Data to process:
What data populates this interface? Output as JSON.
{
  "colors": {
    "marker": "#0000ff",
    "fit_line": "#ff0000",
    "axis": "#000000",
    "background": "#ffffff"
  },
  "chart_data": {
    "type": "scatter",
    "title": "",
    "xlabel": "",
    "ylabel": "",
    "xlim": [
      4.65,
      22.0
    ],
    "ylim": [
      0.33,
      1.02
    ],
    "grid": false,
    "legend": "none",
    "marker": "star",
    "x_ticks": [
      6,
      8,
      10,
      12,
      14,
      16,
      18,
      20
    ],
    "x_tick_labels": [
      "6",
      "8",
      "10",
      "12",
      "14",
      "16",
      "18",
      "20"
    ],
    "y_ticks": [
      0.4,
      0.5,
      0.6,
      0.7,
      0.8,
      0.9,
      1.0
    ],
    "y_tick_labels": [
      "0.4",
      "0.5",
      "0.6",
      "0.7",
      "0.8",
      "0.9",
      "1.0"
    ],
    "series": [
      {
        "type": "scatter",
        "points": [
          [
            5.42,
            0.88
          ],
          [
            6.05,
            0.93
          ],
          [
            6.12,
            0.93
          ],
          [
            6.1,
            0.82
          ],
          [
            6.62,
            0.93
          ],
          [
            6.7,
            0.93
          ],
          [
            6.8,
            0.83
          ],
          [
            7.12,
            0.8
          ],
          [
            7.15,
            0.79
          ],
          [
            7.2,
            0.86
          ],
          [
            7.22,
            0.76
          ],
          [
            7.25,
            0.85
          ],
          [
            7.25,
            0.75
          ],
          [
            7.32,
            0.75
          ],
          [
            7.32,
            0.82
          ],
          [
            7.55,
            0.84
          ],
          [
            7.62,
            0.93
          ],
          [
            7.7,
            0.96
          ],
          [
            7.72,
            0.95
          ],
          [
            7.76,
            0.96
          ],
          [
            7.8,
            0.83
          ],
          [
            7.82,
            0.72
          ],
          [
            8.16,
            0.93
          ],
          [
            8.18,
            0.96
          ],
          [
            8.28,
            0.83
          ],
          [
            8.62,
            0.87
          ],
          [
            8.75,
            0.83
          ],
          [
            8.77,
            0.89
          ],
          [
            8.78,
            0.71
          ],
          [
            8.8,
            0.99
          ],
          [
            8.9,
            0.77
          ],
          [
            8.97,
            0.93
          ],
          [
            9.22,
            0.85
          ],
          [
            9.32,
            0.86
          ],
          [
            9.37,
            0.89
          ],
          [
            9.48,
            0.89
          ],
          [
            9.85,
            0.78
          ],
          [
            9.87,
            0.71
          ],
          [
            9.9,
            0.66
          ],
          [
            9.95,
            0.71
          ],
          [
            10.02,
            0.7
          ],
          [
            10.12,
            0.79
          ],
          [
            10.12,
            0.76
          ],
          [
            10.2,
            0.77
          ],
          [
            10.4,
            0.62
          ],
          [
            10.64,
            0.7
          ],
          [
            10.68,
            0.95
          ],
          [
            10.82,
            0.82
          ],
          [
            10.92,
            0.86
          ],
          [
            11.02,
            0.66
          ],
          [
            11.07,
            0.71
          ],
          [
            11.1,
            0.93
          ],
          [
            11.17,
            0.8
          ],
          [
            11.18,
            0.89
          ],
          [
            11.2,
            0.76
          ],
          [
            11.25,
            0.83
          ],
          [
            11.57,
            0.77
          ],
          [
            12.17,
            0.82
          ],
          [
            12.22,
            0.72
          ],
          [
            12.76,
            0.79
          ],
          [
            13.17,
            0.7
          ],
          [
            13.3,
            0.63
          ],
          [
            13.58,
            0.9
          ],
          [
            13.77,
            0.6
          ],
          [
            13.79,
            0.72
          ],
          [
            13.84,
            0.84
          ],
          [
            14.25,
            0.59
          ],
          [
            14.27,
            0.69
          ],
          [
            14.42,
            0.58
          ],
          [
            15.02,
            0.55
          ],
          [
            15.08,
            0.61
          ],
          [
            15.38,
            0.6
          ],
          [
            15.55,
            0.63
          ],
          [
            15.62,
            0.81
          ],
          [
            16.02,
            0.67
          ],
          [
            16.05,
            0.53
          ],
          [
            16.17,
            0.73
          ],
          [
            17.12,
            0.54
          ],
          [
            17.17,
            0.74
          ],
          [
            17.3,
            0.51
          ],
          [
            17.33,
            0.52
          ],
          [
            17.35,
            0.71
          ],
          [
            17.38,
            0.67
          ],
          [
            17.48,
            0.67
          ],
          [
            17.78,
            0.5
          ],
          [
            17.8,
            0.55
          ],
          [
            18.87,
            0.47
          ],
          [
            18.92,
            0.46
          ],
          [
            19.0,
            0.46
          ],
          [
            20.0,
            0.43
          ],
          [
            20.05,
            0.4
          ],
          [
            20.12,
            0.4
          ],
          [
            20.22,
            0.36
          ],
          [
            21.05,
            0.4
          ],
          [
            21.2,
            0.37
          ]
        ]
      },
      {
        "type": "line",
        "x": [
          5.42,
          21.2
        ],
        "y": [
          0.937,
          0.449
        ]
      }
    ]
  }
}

Aim: All entries shown above should be printed again exactly.

Output for this task:
What data populates this interface? Output as JSON.
{
  "colors": {
    "marker": "#0000ff",
    "fit_line": "#ff0000",
    "axis": "#000000",
    "background": "#ffffff"
  },
  "chart_data": {
    "type": "scatter",
    "title": "",
    "xlabel": "",
    "ylabel": "",
    "xlim": [
      4.65,
      22.0
    ],
    "ylim": [
      0.33,
      1.02
    ],
    "grid": false,
    "legend": "none",
    "marker": "star",
    "x_ticks": [
      6,
      8,
      10,
      12,
      14,
      16,
      18,
      20
    ],
    "x_tick_labels": [
      "6",
      "8",
      "10",
      "12",
      "14",
      "16",
      "18",
      "20"
    ],
    "y_ticks": [
      0.4,
      0.5,
      0.6,
      0.7,
      0.8,
      0.9,
      1.0
    ],
    "y_tick_labels": [
      "0.4",
      "0.5",
      "0.6",
      "0.7",
      "0.8",
      "0.9",
      "1.0"
    ],
    "series": [
      {
        "type": "scatter",
        "points": [
          [
            5.42,
            0.88
          ],
          [
            6.05,
            0.93
          ],
          [
            6.12,
            0.93
          ],
          [
            6.1,
            0.82
          ],
          [
            6.62,
            0.93
          ],
          [
            6.7,
            0.93
          ],
          [
            6.8,
            0.83
          ],
          [
            7.12,
            0.8
          ],
          [
            7.15,
            0.79
          ],
          [
            7.2,
            0.86
          ],
          [
            7.22,
            0.76
          ],
          [
            7.25,
            0.85
          ],
          [
            7.25,
            0.75
          ],
          [
            7.32,
            0.75
          ],
          [
            7.32,
            0.82
          ],
          [
            7.55,
            0.84
          ],
          [
            7.62,
            0.93
          ],
          [
            7.7,
            0.96
          ],
          [
            7.72,
            0.95
          ],
          [
            7.76,
            0.96
          ],
          [
            7.8,
            0.83
          ],
          [
            7.82,
            0.72
          ],
          [
            8.16,
            0.93
          ],
          [
            8.18,
            0.96
          ],
          [
            8.28,
            0.83
          ],
          [
            8.62,
            0.87
          ],
          [
            8.75,
            0.83
          ],
          [
            8.77,
            0.89
          ],
          [
            8.78,
            0.71
          ],
          [
            8.8,
            0.99
          ],
          [
            8.9,
            0.77
          ],
          [
            8.97,
            0.93
          ],
          [
            9.22,
            0.85
          ],
          [
            9.32,
            0.86
          ],
          [
            9.37,
            0.89
          ],
          [
            9.48,
            0.89
          ],
          [
            9.85,
            0.78
          ],
          [
            9.87,
            0.71
          ],
          [
            9.9,
            0.66
          ],
          [
            9.95,
            0.71
          ],
          [
            10.02,
            0.7
          ],
          [
            10.12,
            0.79
          ],
          [
            10.12,
            0.76
          ],
          [
            10.2,
            0.77
          ],
          [
            10.4,
            0.62
          ],
          [
            10.64,
            0.7
          ],
          [
            10.68,
            0.95
          ],
          [
            10.82,
            0.82
          ],
          [
            10.92,
            0.86
          ],
          [
            11.02,
            0.66
          ],
          [
            11.07,
            0.71
          ],
          [
            11.1,
            0.93
          ],
          [
            11.17,
            0.8
          ],
          [
            11.18,
            0.89
          ],
          [
            11.2,
            0.76
          ],
          [
            11.25,
            0.83
          ],
          [
            11.57,
            0.77
          ],
          [
            12.17,
            0.82
          ],
          [
            12.22,
            0.72
          ],
          [
            12.76,
            0.79
          ],
          [
            13.17,
            0.7
          ],
          [
            13.3,
            0.63
          ],
          [
            13.58,
            0.9
          ],
          [
            13.77,
            0.6
          ],
          [
            13.79,
            0.72
          ],
          [
            13.84,
            0.84
          ],
          [
            14.25,
            0.59
          ],
          [
            14.27,
            0.69
          ],
          [
            14.42,
            0.58
          ],
          [
            15.02,
            0.55
          ],
          [
            15.08,
            0.61
          ],
          [
            15.38,
            0.6
          ],
          [
            15.55,
            0.63
          ],
          [
            15.62,
            0.81
          ],
          [
            16.02,
            0.67
          ],
          [
            16.05,
            0.53
          ],
          [
            16.17,
            0.73
          ],
          [
            17.12,
            0.54
          ],
          [
            17.17,
            0.74
          ],
          [
            17.3,
            0.51
          ],
          [
            17.33,
            0.52
          ],
          [
            17.35,
            0.71
          ],
          [
            17.38,
            0.67
          ],
          [
            17.48,
            0.67
          ],
          [
            17.78,
            0.5
          ],
          [
            17.8,
            0.55
          ],
          [
            18.87,
            0.47
          ],
          [
            18.92,
            0.46
          ],
          [
            19.0,
            0.46
          ],
          [
            20.0,
            0.43
          ],
          [
            20.05,
            0.4
          ],
          [
            20.12,
            0.4
          ],
          [
            20.22,
            0.36
          ],
          [
            21.05,
            0.4
          ],
          [
            21.2,
            0.37
          ]
        ]
      },
      {
        "type": "line",
        "x": [
          5.42,
          21.2
        ],
        "y": [
          0.937,
          0.449
        ]
      }
    ]
  }
}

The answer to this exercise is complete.